### RECORDS TO PROCESS
------------------------
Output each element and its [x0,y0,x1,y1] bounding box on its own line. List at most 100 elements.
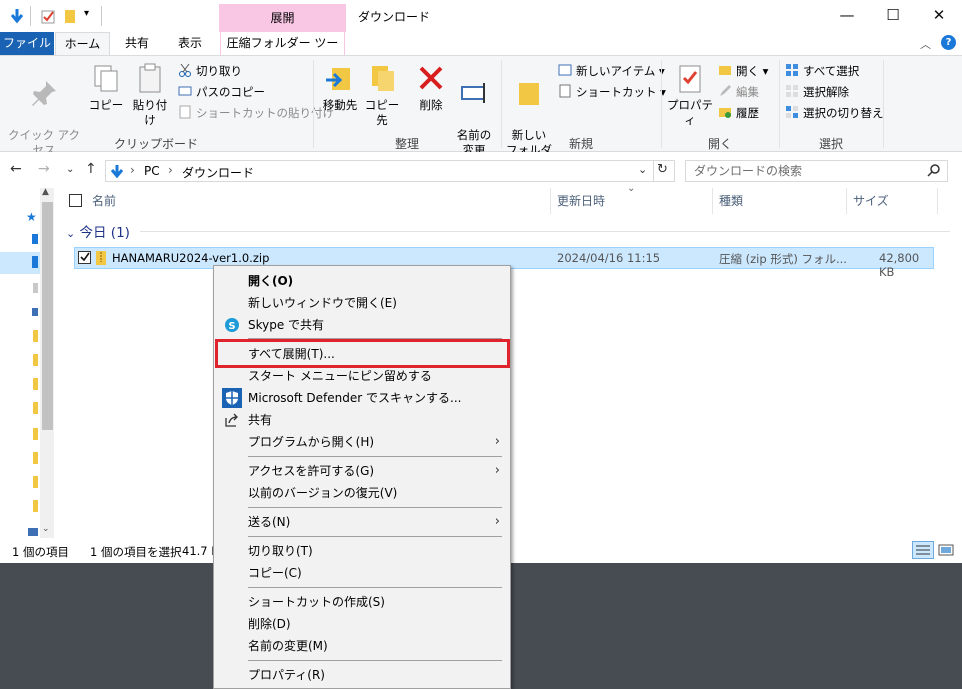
forward-arrow-icon[interactable]: → [38,161,50,177]
folder-icon[interactable] [33,428,38,440]
select-none-button[interactable]: 選択解除 [785,82,849,102]
customize-qa-icon[interactable]: ▾ [84,8,89,24]
back-arrow-icon[interactable]: ← [10,161,22,177]
breadcrumb-downloads[interactable]: ダウンロード [182,164,254,181]
column-type[interactable]: 種類 [719,188,743,214]
copy-to-button[interactable]: コピー先 [360,62,404,128]
details-view-icon[interactable] [912,541,934,559]
menu-item-create-shortcut[interactable]: ショートカットの作成(S) [214,591,510,613]
documents-icon[interactable] [33,283,38,293]
close-button[interactable]: ✕ [916,0,962,32]
help-icon[interactable]: ? [941,35,956,50]
menu-item-restore-versions[interactable]: 以前のバージョンの復元(V) [214,482,510,504]
invert-selection-button[interactable]: 選択の切り替え [785,103,884,123]
group-header-today[interactable]: ⌄ 今日 (1) [66,221,130,241]
properties-button[interactable]: プロパティ [664,62,716,128]
tab-share[interactable]: 共有 [112,32,162,55]
collapse-ribbon-icon[interactable]: ︿ [920,36,931,52]
quick-access-star-icon[interactable]: ★ [26,210,37,224]
defender-shield-icon [222,388,242,408]
tab-view[interactable]: 表示 [164,32,216,55]
delete-button[interactable]: 削除 [412,62,450,113]
column-divider[interactable] [937,188,938,214]
scroll-up-icon[interactable]: ▲ [42,187,49,197]
move-to-button[interactable]: 移動先 [318,62,362,113]
minimize-button[interactable]: — [824,0,870,32]
select-all-checkbox[interactable] [69,194,82,207]
address-bar[interactable]: › PC › ダウンロード ⌄ ↻ [105,160,675,182]
folder-icon[interactable] [33,354,38,366]
copy-button[interactable]: コピー [88,62,124,113]
pictures-icon[interactable] [32,308,38,316]
column-name[interactable]: 名前 [92,188,116,214]
paste-button[interactable]: 貼り付け [128,62,172,128]
folder-icon[interactable] [33,452,38,464]
breadcrumb-chevron-icon: › [130,163,135,177]
share-icon [224,412,240,428]
breadcrumb-pc[interactable]: PC [144,164,160,178]
maximize-button[interactable]: ☐ [870,0,916,32]
menu-item-give-access[interactable]: アクセスを許可する(G) › [214,460,510,482]
edit-button[interactable]: 編集 [718,82,759,102]
up-arrow-icon[interactable]: ↑ [85,161,97,177]
tab-compressed-folder-tools[interactable]: 圧縮フォルダー ツール [220,32,345,72]
new-item-button[interactable]: 新しいアイテム ▾ [558,61,665,81]
paste-shortcut-button[interactable]: ショートカットの貼り付け [178,103,334,123]
column-divider[interactable] [712,188,713,214]
copy-path-button[interactable]: パスのコピー [178,82,265,102]
pc-icon[interactable] [28,528,38,536]
menu-item-share[interactable]: 共有 [214,409,510,431]
new-folder-icon[interactable] [62,8,78,24]
status-selected: 1 個の項目を選択 [90,545,182,559]
group-collapse-chevron-icon[interactable]: ⌄ [66,227,75,240]
new-item-icon [558,63,572,77]
folder-icon[interactable] [33,500,38,512]
menu-item-pin-start[interactable]: スタート メニューにピン留めする [214,365,510,387]
folder-icon[interactable] [33,330,38,342]
menu-item-send-to[interactable]: 送る(N) › [214,511,510,533]
open-button[interactable]: 開く ▾ [718,61,768,81]
properties-check-icon[interactable] [40,8,56,24]
shortcut-button[interactable]: ショートカット ▾ [558,82,666,102]
menu-item-label: スタート メニューにピン留めする [248,369,432,383]
select-none-label: 選択解除 [803,85,849,99]
download-arrow-icon[interactable] [10,8,24,24]
menu-item-rename[interactable]: 名前の変更(M) [214,635,510,657]
nav-scrollbar-thumb[interactable] [42,202,53,430]
column-modified[interactable]: 更新日時 [557,188,605,214]
submenu-chevron-icon: › [494,514,500,529]
column-size[interactable]: サイズ [853,188,889,214]
menu-item-cut[interactable]: 切り取り(T) [214,540,510,562]
select-group-label: 選択 [818,137,843,151]
column-divider[interactable] [846,188,847,214]
address-dropdown-icon[interactable]: ⌄ [638,163,647,176]
folder-icon[interactable] [33,402,38,414]
menu-item-open-with[interactable]: プログラムから開く(H) › [214,431,510,453]
refresh-icon[interactable]: ↻ [657,162,668,177]
menu-item-open[interactable]: 開く(O) [214,270,510,292]
large-icons-view-icon[interactable] [938,543,954,560]
open-icon [718,63,732,77]
copy-to-icon [366,62,398,94]
desktop-icon[interactable] [32,234,38,244]
history-button[interactable]: 履歴 [718,103,759,123]
tab-home[interactable]: ホーム [55,32,110,55]
column-divider[interactable] [550,188,551,214]
menu-item-defender-scan[interactable]: Microsoft Defender でスキャンする... [214,387,510,409]
cut-button[interactable]: 切り取り [178,61,242,81]
scroll-down-icon[interactable]: ⌄ [42,524,50,534]
menu-item-open-new-window[interactable]: 新しいウィンドウで開く(E) [214,292,510,314]
folder-icon[interactable] [33,476,38,488]
row-checkbox[interactable] [78,251,91,264]
search-box[interactable]: ダウンロードの検索 [685,160,948,182]
select-all-button[interactable]: すべて選択 [785,61,859,81]
menu-item-properties[interactable]: プロパティ(R) [214,664,510,686]
recent-locations-icon[interactable]: ⌄ [66,164,74,175]
tab-file[interactable]: ファイル [0,32,54,55]
menu-item-share-skype[interactable]: S Skype で共有 [214,314,510,336]
search-icon[interactable] [927,163,941,183]
edit-icon [718,84,732,98]
menu-item-delete[interactable]: 削除(D) [214,613,510,635]
menu-item-copy[interactable]: コピー(C) [214,562,510,584]
folder-icon[interactable] [33,378,38,390]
------------------------
### WRITTEN EXERCISE
Repeat the lines in the records above, beginning with the line that contains "forward-arrow-icon[interactable]: → [38,161,50,177]" and continuing through the line that contains "close-button[interactable]: ✕ [916,0,962,32]", keeping every character as it appears.

### EXPECTED ANSWER
forward-arrow-icon[interactable]: → [38,161,50,177]
folder-icon[interactable] [33,428,38,440]
select-none-button[interactable]: 選択解除 [785,82,849,102]
customize-qa-icon[interactable]: ▾ [84,8,89,24]
back-arrow-icon[interactable]: ← [10,161,22,177]
breadcrumb-downloads[interactable]: ダウンロード [182,164,254,181]
column-type[interactable]: 種類 [719,188,743,214]
copy-to-button[interactable]: コピー先 [360,62,404,128]
details-view-icon[interactable] [912,541,934,559]
menu-item-create-shortcut[interactable]: ショートカットの作成(S) [214,591,510,613]
documents-icon[interactable] [33,283,38,293]
close-button[interactable]: ✕ [916,0,962,32]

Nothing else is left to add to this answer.